──────── Rows ────────
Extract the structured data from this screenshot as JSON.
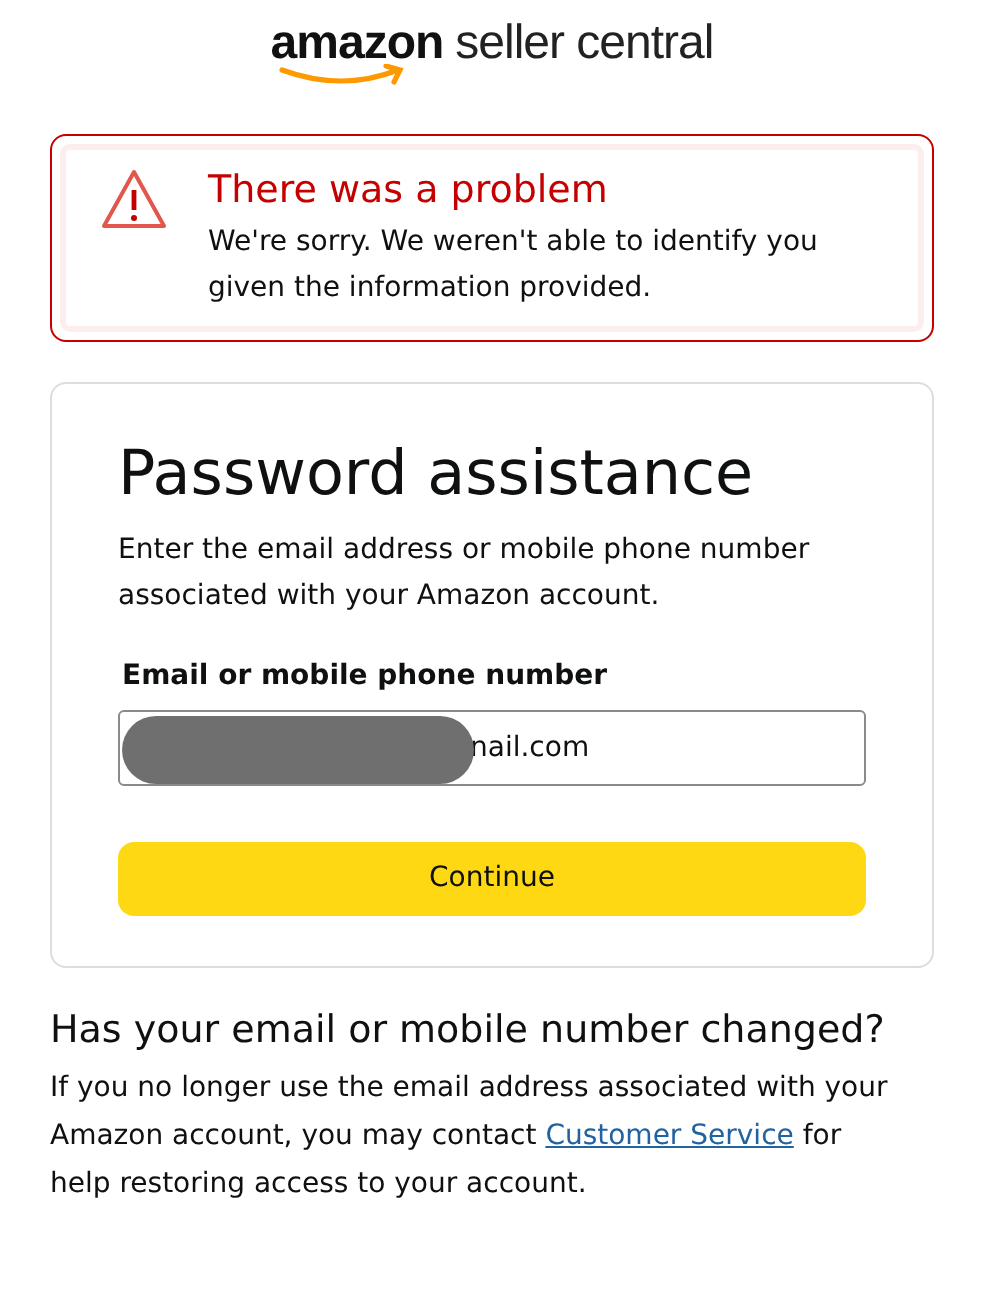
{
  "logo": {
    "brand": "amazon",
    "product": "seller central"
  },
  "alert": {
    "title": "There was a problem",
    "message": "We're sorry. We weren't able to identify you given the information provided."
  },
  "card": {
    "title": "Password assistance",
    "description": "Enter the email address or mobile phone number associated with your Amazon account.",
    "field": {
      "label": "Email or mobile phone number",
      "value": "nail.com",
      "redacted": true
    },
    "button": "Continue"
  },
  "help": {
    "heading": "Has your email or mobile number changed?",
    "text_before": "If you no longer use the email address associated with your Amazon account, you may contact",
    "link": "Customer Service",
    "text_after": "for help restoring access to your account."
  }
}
────────
──────── Rows ────────
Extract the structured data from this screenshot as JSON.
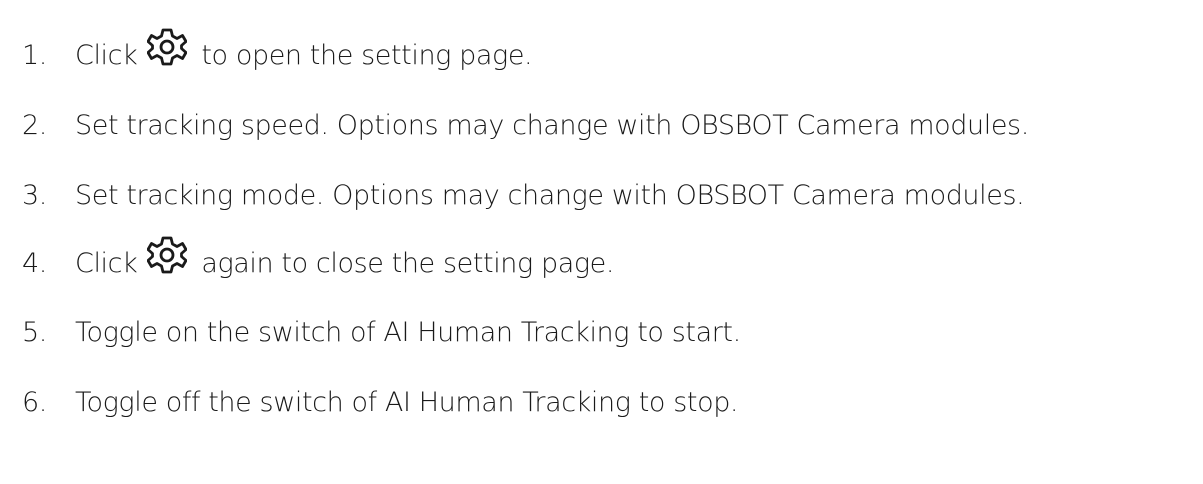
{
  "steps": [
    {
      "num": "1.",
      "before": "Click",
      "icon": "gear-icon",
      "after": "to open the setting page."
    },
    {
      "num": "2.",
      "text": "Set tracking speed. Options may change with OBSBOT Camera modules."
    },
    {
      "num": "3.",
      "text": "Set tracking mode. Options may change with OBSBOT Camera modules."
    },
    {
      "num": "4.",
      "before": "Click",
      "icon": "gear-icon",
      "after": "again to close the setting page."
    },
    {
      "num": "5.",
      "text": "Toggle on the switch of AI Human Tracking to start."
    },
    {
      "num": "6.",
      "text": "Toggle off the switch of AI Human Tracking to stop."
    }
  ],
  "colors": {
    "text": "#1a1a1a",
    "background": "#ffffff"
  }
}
────────
• _Task prompt_:
Copy out every line of the data that includes the word "with".

• _The output_:
    "description": "Enter the email address or mobile phone number associated with your Amazon account.",
    "text_before": "If you no longer use the email address associated with your Amazon account, you may contact",
      "text": "Set tracking speed. Options may change with OBSBOT Camera modules."
      "text": "Set tracking mode. Options may change with OBSBOT Camera modules."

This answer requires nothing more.